**WHAT NEEDS TO BE DONE:**
Write out the data again in full, exactly as it reads.

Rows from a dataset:
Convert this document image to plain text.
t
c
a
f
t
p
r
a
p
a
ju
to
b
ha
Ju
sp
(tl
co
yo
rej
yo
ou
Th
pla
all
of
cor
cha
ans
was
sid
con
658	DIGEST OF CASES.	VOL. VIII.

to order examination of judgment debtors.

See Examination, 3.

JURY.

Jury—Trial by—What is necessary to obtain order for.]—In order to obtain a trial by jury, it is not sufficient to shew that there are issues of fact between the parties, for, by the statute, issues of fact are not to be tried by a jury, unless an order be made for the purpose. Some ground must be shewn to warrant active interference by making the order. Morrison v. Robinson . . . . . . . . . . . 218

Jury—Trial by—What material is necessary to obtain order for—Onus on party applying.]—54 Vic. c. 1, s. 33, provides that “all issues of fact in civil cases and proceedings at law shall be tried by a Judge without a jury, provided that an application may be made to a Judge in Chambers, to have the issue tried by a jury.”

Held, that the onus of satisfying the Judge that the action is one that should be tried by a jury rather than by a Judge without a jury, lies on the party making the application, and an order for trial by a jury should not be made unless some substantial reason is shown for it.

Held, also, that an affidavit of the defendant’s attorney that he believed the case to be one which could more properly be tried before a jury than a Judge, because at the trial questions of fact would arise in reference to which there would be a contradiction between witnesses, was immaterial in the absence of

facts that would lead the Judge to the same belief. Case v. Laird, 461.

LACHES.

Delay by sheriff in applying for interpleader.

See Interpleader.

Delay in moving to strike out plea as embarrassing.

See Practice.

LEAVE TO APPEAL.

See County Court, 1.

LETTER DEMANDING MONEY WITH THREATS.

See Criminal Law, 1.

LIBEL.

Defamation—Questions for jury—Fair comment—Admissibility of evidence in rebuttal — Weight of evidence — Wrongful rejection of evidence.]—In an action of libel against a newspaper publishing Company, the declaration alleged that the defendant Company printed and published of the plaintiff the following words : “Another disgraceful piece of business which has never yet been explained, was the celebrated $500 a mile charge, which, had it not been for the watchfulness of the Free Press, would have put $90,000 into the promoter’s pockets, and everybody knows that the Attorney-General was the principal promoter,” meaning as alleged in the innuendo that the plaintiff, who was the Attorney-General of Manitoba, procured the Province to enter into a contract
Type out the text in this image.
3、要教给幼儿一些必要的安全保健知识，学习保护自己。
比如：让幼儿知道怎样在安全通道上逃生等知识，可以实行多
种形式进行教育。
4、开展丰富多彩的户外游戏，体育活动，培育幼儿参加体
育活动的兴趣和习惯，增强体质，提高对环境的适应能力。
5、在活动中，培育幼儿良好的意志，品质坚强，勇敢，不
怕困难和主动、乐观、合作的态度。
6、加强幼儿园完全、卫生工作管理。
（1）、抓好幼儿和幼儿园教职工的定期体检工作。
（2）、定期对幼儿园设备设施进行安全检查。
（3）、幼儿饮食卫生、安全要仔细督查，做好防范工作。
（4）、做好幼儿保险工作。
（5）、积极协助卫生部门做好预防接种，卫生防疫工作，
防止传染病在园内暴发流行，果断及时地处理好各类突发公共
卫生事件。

**SOLUTION TO THIS PROBLEM:**
Convert this document image to plain text.
t
c
a
f
t
p
r
a
p
a
ju
to
b
ha
Ju
sp
(tl
co
yo
rej
yo
ou
Th
pla
all
of
cor
cha
ans
was
sid
con
658	DIGEST OF CASES.	VOL. VIII.

to order examination of judgment debtors.

See Examination, 3.

JURY.

Jury—Trial by—What is necessary to obtain order for.]—In order to obtain a trial by jury, it is not sufficient to shew that there are issues of fact between the parties, for, by the statute, issues of fact are not to be tried by a jury, unless an order be made for the purpose. Some ground must be shewn to warrant active interference by making the order. Morrison v. Robinson . . . . . . . . . . . 218

Jury—Trial by—What material is necessary to obtain order for—Onus on party applying.]—54 Vic. c. 1, s. 33, provides that “all issues of fact in civil cases and proceedings at law shall be tried by a Judge without a jury, provided that an application may be made to a Judge in Chambers, to have the issue tried by a jury.”

Held, that the onus of satisfying the Judge that the action is one that should be tried by a jury rather than by a Judge without a jury, lies on the party making the application, and an order for trial by a jury should not be made unless some substantial reason is shown for it.

Held, also, that an affidavit of the defendant’s attorney that he believed the case to be one which could more properly be tried before a jury than a Judge, because at the trial questions of fact would arise in reference to which there would be a contradiction between witnesses, was immaterial in the absence of

facts that would lead the Judge to the same belief. Case v. Laird, 461.

LACHES.

Delay by sheriff in applying for interpleader.

See Interpleader.

Delay in moving to strike out plea as embarrassing.

See Practice.

LEAVE TO APPEAL.

See County Court, 1.

LETTER DEMANDING MONEY WITH THREATS.

See Criminal Law, 1.

LIBEL.

Defamation—Questions for jury—Fair comment—Admissibility of evidence in rebuttal — Weight of evidence — Wrongful rejection of evidence.]—In an action of libel against a newspaper publishing Company, the declaration alleged that the defendant Company printed and published of the plaintiff the following words : “Another disgraceful piece of business which has never yet been explained, was the celebrated $500 a mile charge, which, had it not been for the watchfulness of the Free Press, would have put $90,000 into the promoter’s pockets, and everybody knows that the Attorney-General was the principal promoter,” meaning as alleged in the innuendo that the plaintiff, who was the Attorney-General of Manitoba, procured the Province to enter into a contract
Type out the text in this image.
3、要教给幼儿一些必要的安全保健知识，学习保护自己。
比如：让幼儿知道怎样在安全通道上逃生等知识，可以实行多
种形式进行教育。
4、开展丰富多彩的户外游戏，体育活动，培育幼儿参加体
育活动的兴趣和习惯，增强体质，提高对环境的适应能力。
5、在活动中，培育幼儿良好的意志，品质坚强，勇敢，不
怕困难和主动、乐观、合作的态度。
6、加强幼儿园完全、卫生工作管理。
（1）、抓好幼儿和幼儿园教职工的定期体检工作。
（2）、定期对幼儿园设备设施进行安全检查。
（3）、幼儿饮食卫生、安全要仔细督查，做好防范工作。
（4）、做好幼儿保险工作。
（5）、积极协助卫生部门做好预防接种，卫生防疫工作，
防止传染病在园内暴发流行，果断及时地处理好各类突发公共
卫生事件。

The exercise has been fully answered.